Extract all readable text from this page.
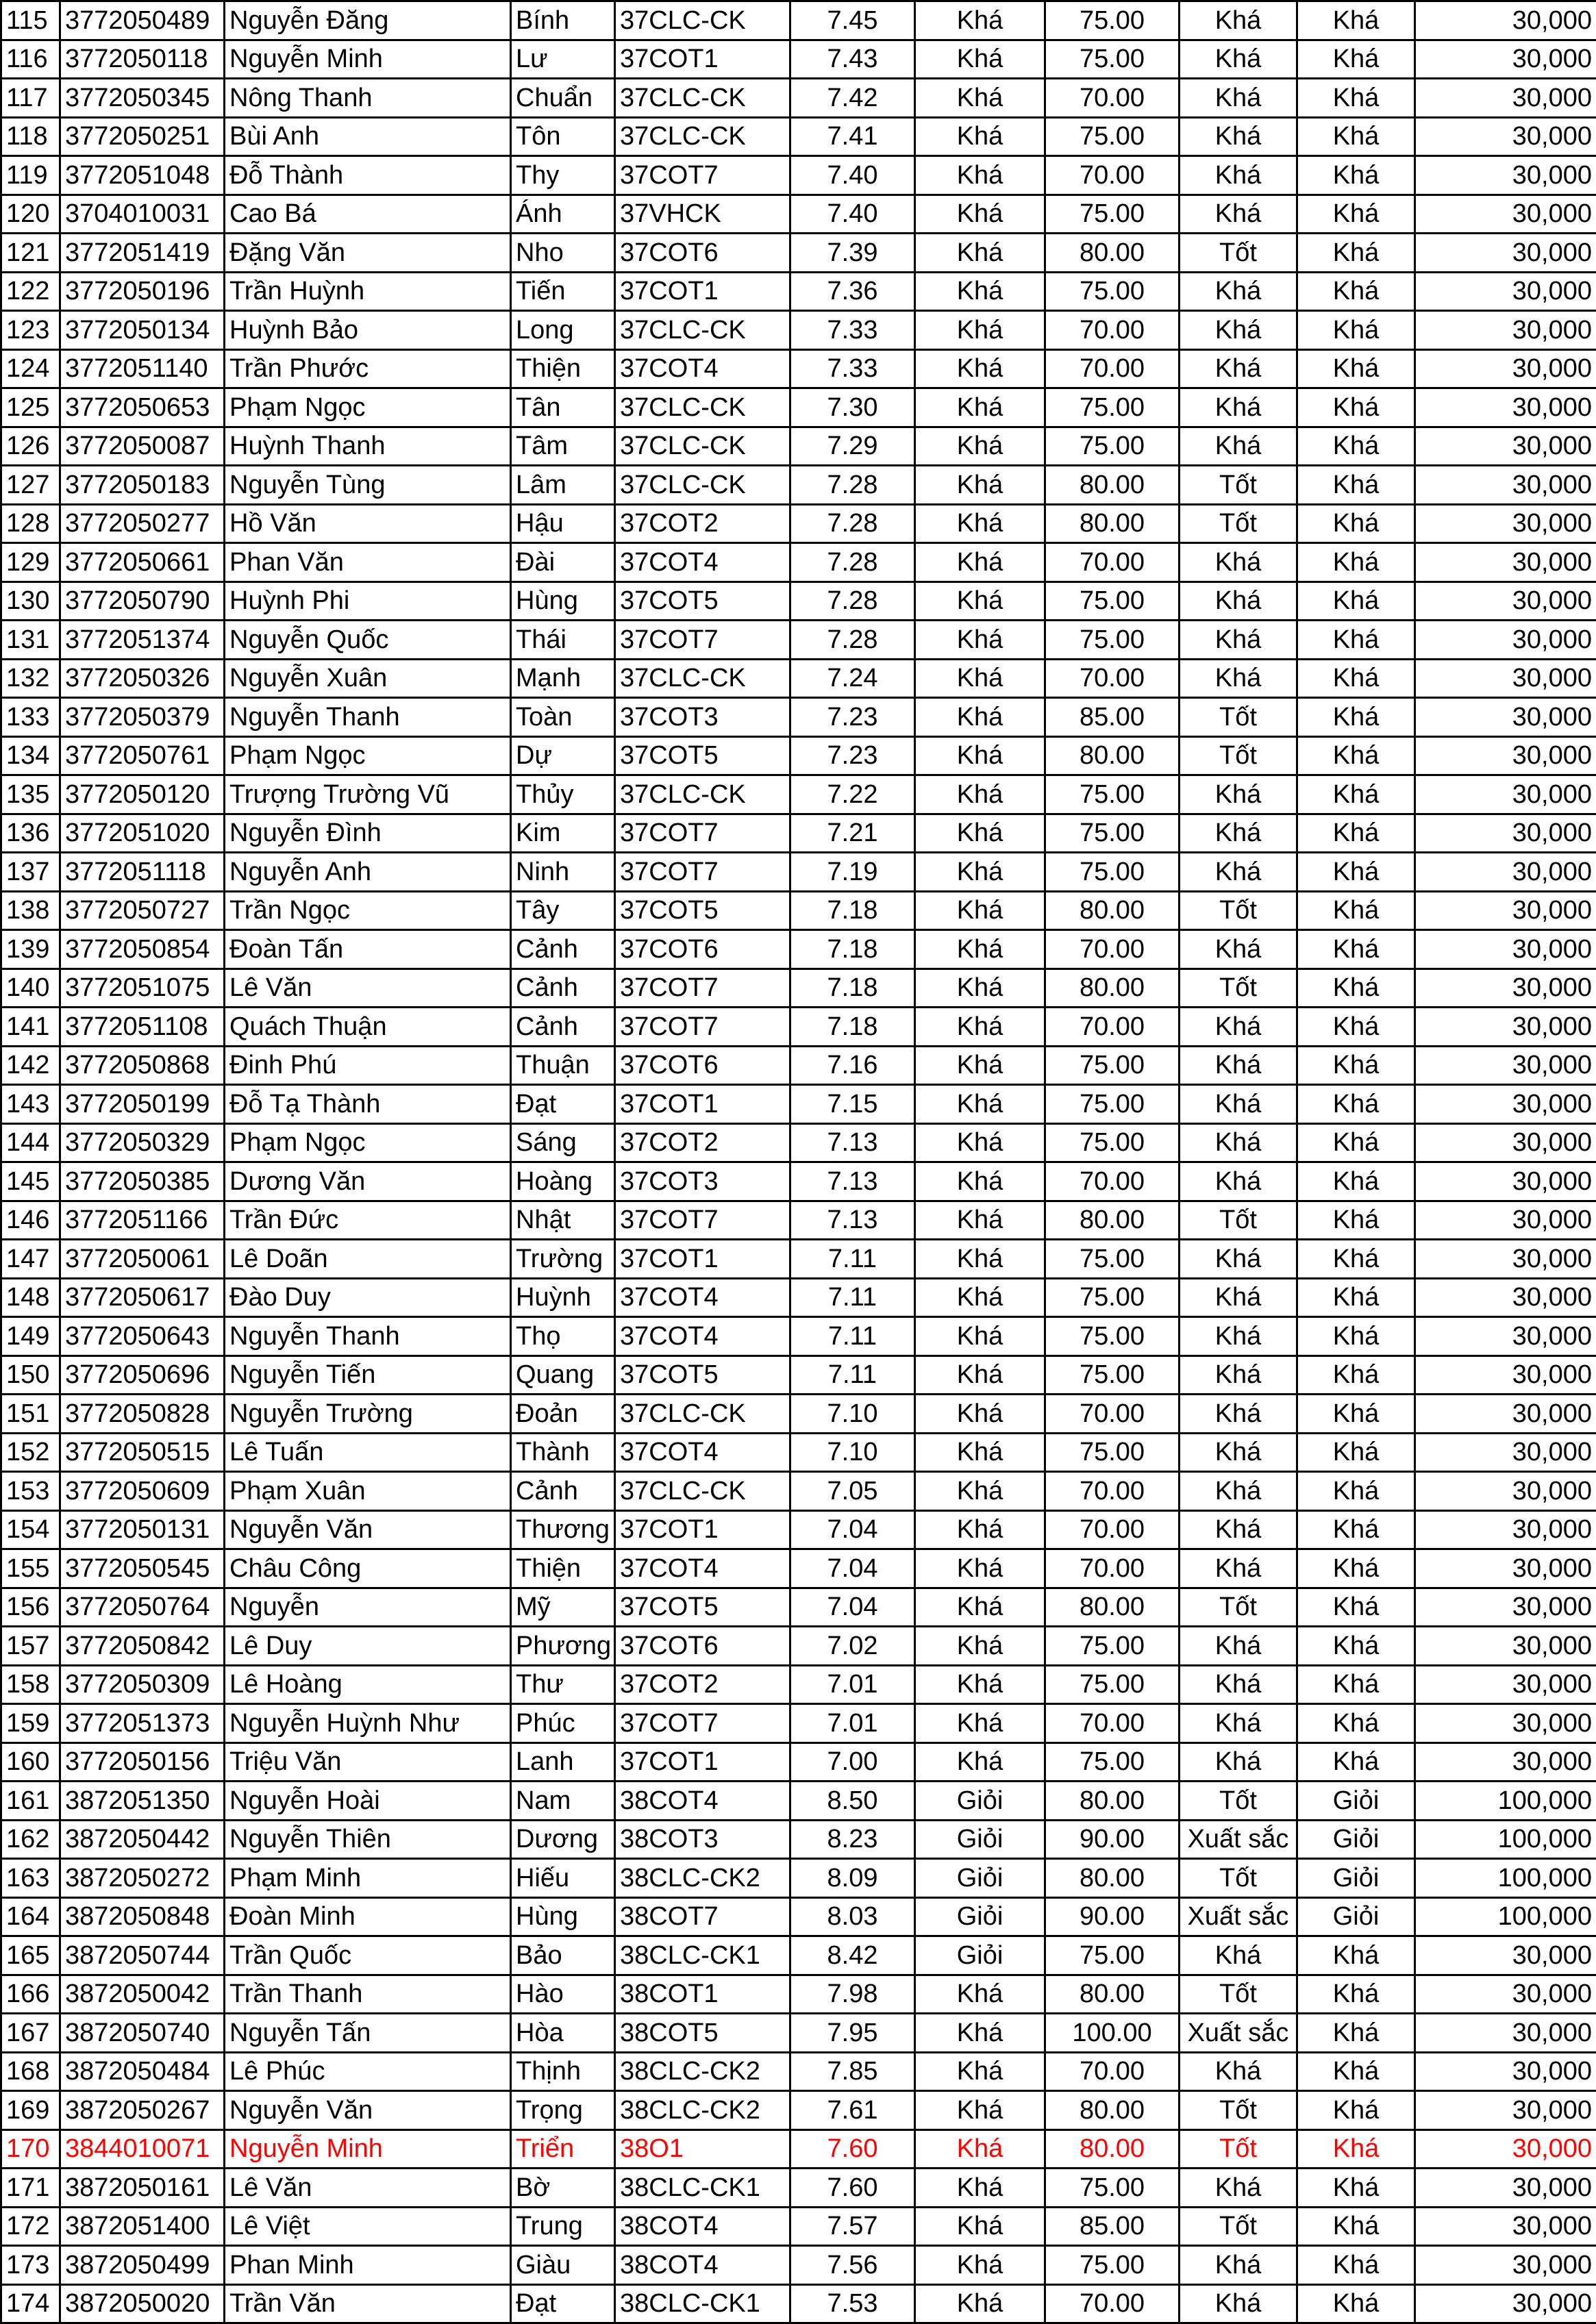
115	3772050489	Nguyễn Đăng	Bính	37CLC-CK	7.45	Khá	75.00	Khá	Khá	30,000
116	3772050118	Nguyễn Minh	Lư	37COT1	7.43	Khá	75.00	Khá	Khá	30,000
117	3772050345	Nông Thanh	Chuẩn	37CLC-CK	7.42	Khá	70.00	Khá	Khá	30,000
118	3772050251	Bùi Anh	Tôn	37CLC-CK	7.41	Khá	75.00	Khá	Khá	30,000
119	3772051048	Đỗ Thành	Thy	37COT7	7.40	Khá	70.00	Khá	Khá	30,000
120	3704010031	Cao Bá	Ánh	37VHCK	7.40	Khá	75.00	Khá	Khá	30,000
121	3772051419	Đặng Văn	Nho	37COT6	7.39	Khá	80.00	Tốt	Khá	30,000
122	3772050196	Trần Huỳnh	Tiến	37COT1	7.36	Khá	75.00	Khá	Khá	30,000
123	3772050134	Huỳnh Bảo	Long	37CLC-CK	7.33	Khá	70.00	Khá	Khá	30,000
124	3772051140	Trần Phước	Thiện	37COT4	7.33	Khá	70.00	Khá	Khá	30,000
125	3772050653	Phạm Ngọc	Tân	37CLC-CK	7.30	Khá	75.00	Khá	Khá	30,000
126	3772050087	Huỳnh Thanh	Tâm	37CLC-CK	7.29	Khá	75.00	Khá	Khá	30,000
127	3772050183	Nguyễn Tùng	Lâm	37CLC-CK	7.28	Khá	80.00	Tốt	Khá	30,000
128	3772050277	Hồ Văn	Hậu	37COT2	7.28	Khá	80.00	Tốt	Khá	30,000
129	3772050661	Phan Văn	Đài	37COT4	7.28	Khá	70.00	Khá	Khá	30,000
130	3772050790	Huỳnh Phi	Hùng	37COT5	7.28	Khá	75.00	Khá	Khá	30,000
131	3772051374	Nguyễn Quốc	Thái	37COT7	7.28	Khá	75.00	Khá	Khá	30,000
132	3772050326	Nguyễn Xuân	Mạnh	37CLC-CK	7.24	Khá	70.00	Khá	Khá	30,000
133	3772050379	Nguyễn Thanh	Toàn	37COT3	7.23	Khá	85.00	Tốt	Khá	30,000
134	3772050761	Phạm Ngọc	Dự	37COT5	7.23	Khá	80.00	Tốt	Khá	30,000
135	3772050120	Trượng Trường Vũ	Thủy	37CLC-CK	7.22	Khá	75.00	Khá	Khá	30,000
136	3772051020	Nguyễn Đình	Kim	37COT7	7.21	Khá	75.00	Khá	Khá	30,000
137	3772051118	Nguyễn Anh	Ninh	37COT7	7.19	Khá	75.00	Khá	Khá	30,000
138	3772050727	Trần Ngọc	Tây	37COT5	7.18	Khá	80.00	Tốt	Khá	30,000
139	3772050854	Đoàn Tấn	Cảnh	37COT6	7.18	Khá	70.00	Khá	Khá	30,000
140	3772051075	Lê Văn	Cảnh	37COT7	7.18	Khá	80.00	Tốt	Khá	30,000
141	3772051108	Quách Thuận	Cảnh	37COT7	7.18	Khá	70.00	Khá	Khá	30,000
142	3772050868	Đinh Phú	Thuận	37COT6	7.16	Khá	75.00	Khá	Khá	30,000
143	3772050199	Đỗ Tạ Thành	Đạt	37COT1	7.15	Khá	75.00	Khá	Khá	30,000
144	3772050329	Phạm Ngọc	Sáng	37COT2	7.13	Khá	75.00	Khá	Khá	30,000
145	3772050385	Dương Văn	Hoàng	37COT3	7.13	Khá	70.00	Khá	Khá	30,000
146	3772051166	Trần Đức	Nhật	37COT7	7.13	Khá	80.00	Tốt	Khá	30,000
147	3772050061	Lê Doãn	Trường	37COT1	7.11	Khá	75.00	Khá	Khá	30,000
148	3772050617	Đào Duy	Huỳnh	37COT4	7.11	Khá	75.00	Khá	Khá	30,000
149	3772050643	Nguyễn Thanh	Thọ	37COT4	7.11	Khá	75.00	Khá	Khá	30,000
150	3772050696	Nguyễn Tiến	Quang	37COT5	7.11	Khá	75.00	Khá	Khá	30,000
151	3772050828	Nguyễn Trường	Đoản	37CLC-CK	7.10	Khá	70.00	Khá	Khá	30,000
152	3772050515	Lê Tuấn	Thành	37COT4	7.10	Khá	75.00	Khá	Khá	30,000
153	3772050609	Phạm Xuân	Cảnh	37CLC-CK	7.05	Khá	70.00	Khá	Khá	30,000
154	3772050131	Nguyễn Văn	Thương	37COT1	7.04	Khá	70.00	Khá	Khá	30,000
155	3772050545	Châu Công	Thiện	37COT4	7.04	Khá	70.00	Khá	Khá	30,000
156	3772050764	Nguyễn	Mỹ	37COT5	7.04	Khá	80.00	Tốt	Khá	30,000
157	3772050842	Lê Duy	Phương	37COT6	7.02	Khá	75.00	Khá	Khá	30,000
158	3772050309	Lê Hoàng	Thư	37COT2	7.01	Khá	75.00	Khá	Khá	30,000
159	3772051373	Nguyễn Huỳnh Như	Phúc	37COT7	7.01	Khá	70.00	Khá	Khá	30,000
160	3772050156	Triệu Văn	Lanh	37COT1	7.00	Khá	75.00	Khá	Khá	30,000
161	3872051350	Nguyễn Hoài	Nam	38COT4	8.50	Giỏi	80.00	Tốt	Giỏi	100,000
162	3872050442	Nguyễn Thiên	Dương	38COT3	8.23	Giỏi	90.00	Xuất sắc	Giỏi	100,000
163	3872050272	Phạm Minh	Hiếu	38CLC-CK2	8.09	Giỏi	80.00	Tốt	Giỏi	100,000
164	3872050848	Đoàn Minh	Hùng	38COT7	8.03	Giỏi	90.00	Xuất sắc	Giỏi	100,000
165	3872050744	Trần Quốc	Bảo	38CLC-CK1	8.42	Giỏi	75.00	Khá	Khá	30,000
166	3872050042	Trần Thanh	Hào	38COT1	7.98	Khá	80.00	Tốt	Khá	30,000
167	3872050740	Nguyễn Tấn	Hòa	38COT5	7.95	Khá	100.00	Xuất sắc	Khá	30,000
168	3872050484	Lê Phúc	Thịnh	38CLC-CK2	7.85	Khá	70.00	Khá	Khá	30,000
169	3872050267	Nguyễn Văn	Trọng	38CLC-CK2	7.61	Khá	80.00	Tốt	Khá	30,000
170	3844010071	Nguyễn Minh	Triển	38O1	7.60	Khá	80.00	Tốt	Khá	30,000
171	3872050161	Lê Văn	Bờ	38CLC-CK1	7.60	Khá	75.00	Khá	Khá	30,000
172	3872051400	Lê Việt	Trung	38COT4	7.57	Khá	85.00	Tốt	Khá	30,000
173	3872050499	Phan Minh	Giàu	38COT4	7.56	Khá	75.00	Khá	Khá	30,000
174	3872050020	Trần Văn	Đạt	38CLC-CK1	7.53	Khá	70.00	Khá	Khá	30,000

GIVEN INSTRUCTION: Scan the records above for the string "Phan", then report every line that contains it.

RESULT FOR THIS EXERCISE:
129	3772050661	Phan Văn	Đài	37COT4	7.28	Khá	70.00	Khá	Khá	30,000
173	3872050499	Phan Minh	Giàu	38COT4	7.56	Khá	75.00	Khá	Khá	30,000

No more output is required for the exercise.